▸ **Work to do**:
Count how many lines hold the string "name", and give only that number.

[Dataset items]
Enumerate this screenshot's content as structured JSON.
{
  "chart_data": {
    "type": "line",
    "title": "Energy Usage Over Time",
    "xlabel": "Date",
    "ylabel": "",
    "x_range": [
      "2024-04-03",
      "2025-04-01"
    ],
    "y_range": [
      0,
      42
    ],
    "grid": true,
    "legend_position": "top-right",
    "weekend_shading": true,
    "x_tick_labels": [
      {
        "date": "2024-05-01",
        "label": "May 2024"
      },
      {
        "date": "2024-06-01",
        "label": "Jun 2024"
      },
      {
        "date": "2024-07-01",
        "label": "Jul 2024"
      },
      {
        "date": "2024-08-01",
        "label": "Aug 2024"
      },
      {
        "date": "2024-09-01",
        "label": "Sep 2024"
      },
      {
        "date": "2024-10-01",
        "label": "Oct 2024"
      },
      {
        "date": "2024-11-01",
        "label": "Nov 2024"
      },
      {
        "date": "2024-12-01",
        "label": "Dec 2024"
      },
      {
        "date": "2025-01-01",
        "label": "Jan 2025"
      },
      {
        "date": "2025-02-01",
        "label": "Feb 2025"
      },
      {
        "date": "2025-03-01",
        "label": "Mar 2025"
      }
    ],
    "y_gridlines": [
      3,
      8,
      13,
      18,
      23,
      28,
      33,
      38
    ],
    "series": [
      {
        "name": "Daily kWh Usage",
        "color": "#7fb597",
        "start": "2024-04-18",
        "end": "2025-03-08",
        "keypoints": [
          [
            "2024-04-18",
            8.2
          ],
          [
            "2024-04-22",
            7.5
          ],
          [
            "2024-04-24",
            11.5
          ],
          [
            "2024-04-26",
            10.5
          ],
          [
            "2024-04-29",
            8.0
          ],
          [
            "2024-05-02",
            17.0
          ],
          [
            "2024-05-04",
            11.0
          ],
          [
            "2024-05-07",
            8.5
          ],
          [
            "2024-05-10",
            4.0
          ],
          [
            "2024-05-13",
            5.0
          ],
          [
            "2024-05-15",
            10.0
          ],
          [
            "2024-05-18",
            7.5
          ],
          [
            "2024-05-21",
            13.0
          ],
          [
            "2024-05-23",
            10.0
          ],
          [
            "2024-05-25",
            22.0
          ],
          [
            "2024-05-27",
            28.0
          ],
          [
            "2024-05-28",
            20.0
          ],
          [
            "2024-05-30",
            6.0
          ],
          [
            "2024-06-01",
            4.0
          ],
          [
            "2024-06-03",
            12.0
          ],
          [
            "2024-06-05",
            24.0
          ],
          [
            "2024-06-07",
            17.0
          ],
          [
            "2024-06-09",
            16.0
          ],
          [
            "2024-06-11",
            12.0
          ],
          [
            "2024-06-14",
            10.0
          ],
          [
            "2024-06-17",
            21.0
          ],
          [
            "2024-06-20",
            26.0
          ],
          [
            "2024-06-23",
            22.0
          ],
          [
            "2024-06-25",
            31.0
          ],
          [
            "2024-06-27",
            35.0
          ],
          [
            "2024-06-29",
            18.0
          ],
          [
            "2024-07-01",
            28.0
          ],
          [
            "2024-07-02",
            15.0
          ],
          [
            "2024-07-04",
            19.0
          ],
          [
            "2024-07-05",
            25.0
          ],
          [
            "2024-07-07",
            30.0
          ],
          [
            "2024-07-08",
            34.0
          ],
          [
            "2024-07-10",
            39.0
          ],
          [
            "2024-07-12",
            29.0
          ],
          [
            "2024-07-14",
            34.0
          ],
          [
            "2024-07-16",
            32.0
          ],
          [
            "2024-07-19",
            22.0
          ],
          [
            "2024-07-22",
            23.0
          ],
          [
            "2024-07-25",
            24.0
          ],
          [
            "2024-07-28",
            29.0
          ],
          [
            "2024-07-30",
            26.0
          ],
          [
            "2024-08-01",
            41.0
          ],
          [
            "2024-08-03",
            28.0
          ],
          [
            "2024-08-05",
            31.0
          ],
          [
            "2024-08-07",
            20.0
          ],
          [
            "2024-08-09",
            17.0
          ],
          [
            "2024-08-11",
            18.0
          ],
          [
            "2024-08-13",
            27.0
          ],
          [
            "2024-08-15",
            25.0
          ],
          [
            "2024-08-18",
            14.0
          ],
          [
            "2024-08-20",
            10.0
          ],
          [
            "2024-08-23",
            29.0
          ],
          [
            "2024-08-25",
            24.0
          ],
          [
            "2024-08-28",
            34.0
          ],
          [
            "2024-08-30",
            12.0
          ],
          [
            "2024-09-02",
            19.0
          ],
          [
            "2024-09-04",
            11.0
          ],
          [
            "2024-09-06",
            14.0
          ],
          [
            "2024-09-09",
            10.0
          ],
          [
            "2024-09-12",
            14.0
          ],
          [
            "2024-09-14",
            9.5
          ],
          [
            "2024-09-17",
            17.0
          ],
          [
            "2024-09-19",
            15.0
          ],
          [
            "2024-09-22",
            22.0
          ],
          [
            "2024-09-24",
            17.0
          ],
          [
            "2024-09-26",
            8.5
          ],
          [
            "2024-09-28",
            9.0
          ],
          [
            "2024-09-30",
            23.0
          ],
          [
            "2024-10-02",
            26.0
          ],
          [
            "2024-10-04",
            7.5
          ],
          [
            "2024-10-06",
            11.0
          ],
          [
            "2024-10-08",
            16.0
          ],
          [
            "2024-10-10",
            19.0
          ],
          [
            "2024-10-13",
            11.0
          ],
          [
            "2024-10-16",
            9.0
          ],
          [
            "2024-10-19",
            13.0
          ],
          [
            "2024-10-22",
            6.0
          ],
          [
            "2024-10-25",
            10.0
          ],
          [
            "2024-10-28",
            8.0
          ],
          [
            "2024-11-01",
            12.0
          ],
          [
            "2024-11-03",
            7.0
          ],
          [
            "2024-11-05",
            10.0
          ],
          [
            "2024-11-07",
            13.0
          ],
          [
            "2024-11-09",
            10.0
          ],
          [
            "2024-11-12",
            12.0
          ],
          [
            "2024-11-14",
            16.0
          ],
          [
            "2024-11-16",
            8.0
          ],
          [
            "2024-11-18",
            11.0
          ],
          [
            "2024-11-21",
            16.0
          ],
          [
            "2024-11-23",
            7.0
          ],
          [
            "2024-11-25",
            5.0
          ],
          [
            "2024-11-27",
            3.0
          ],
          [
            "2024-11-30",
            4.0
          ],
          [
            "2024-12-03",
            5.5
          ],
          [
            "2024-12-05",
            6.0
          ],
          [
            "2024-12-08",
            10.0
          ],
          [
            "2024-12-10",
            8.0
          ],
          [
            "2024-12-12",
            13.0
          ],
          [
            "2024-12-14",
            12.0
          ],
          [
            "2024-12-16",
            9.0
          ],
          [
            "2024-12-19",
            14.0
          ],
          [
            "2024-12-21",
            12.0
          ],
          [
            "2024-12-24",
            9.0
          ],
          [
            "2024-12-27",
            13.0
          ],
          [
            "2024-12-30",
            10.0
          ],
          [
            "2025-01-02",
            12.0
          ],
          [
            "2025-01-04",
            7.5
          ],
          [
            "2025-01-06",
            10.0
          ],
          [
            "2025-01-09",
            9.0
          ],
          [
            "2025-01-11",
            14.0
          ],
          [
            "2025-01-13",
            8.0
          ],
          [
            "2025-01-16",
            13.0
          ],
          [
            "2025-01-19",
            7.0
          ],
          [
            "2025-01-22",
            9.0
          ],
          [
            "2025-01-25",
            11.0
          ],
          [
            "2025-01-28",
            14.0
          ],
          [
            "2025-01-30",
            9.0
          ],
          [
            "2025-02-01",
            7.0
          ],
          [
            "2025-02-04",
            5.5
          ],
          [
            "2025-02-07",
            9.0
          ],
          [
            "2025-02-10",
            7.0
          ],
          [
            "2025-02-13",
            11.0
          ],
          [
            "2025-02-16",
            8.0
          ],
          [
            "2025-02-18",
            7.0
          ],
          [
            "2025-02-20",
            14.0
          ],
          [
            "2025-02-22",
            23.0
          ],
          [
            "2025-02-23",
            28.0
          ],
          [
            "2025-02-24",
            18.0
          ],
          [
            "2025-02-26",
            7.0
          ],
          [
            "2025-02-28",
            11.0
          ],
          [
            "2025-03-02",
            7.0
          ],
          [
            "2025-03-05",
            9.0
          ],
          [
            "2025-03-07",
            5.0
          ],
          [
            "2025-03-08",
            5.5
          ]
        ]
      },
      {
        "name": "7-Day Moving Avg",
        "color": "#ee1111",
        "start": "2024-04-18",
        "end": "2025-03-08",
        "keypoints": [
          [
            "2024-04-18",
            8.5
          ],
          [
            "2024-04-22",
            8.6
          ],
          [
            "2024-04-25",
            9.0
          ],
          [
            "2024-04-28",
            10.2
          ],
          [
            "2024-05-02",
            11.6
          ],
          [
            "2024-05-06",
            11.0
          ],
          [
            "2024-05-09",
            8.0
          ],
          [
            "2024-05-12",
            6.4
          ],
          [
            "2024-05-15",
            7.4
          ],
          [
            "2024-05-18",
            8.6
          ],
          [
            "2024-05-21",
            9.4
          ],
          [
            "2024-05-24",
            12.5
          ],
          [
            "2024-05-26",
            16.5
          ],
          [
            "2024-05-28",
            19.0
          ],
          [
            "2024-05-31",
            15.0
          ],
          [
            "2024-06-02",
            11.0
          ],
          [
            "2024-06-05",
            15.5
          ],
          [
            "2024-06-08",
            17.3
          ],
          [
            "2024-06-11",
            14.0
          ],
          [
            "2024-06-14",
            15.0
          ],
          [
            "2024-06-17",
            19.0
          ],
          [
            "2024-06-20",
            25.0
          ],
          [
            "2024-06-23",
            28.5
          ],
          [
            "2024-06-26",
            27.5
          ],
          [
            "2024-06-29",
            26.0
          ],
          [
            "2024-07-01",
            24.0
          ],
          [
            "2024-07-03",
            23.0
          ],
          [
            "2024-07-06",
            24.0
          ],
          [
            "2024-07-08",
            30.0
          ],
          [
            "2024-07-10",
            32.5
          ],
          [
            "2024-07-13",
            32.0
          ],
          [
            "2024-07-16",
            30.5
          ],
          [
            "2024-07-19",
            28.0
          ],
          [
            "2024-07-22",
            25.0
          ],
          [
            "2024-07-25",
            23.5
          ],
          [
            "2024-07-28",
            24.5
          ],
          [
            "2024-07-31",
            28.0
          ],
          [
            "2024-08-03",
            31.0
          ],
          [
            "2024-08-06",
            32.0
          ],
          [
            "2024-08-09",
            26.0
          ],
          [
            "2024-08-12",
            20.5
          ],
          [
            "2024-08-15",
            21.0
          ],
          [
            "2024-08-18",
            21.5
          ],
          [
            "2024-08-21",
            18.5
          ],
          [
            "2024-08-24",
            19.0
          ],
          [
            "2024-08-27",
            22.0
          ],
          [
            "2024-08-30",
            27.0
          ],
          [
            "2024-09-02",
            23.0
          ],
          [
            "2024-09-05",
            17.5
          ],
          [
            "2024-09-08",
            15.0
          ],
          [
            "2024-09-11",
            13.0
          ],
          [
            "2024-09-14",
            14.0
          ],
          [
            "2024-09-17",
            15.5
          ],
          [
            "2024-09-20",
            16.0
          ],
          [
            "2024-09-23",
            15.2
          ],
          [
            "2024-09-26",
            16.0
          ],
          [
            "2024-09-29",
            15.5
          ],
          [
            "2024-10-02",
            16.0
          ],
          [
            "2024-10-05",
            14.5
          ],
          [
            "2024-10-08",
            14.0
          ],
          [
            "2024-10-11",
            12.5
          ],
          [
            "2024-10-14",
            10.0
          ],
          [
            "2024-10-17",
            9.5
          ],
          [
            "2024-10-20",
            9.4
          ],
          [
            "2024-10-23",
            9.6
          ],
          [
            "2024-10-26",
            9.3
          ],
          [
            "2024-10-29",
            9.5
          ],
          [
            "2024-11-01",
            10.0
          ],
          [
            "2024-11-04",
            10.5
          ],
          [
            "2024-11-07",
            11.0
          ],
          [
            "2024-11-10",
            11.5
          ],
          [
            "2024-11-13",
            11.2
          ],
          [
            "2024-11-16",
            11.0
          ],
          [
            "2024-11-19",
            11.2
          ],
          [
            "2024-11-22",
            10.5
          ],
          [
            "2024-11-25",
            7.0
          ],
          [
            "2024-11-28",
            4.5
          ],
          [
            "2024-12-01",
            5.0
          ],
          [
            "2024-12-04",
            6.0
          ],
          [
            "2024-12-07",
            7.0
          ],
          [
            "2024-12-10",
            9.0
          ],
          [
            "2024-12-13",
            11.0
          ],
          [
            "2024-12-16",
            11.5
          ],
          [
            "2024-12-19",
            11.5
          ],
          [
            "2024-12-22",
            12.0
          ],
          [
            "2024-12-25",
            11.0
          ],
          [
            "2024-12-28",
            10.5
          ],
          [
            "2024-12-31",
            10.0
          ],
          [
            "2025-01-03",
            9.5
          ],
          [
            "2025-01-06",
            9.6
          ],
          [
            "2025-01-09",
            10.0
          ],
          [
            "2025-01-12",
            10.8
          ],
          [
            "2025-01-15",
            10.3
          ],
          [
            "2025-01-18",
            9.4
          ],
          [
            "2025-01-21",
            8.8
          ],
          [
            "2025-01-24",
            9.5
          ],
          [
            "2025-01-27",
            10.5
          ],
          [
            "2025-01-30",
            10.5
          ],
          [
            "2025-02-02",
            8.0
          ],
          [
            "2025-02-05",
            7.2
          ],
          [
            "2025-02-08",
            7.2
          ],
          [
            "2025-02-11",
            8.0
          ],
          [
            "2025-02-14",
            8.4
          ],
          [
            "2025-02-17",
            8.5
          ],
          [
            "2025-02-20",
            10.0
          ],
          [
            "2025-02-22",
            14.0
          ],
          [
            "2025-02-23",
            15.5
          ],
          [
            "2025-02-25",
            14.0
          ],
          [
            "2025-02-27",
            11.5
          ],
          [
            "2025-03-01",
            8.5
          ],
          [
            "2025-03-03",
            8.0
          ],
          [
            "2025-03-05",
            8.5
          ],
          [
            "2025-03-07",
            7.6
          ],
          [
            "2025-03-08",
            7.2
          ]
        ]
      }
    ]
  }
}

▸ **Answer to the task**:
2